Stored data
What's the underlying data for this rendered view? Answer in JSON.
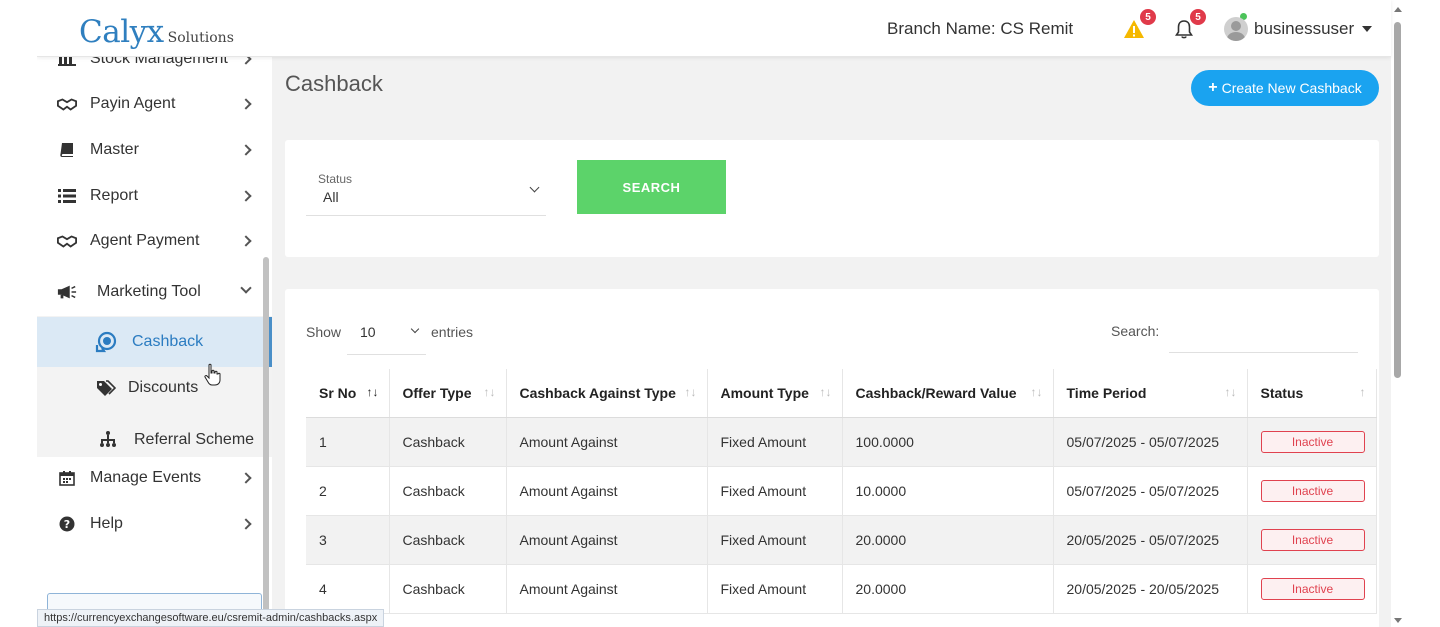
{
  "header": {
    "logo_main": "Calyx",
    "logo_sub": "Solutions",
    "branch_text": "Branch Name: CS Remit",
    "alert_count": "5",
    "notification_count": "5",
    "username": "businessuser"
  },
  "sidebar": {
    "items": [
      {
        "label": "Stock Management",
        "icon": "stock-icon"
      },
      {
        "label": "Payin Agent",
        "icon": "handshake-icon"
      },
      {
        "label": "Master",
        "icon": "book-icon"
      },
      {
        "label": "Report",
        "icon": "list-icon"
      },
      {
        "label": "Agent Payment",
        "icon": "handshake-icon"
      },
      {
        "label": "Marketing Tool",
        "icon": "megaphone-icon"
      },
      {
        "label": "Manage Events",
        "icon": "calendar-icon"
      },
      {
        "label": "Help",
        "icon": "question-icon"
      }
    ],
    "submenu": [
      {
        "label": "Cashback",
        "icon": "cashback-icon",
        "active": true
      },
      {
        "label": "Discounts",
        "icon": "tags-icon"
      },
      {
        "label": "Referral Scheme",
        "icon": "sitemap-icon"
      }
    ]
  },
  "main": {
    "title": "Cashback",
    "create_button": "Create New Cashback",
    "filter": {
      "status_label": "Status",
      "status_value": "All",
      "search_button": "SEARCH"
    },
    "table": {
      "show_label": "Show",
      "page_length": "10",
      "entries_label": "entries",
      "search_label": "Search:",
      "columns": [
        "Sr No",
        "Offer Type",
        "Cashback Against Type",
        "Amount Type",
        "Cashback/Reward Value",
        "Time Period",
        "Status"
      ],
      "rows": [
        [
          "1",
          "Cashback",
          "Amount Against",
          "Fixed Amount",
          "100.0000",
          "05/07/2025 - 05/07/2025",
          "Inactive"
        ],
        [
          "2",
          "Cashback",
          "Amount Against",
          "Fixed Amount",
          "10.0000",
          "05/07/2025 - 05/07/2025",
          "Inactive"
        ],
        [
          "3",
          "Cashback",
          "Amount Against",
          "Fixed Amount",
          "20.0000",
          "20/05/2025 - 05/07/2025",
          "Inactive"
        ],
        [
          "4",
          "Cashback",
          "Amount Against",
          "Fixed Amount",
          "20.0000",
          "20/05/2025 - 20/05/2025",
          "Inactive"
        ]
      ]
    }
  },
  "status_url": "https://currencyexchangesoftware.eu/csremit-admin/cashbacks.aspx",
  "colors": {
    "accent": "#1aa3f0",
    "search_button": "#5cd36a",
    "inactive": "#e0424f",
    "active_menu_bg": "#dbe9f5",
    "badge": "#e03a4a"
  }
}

> [Requirements]:
From the listing above, collect every line that mentions the word "icon".

> [Completed exercise]:
        "icon": "stock-icon"
        "icon": "handshake-icon"
        "icon": "book-icon"
        "icon": "list-icon"
        "icon": "handshake-icon"
        "icon": "megaphone-icon"
        "icon": "calendar-icon"
        "icon": "question-icon"
        "icon": "cashback-icon",
        "icon": "tags-icon"
        "icon": "sitemap-icon"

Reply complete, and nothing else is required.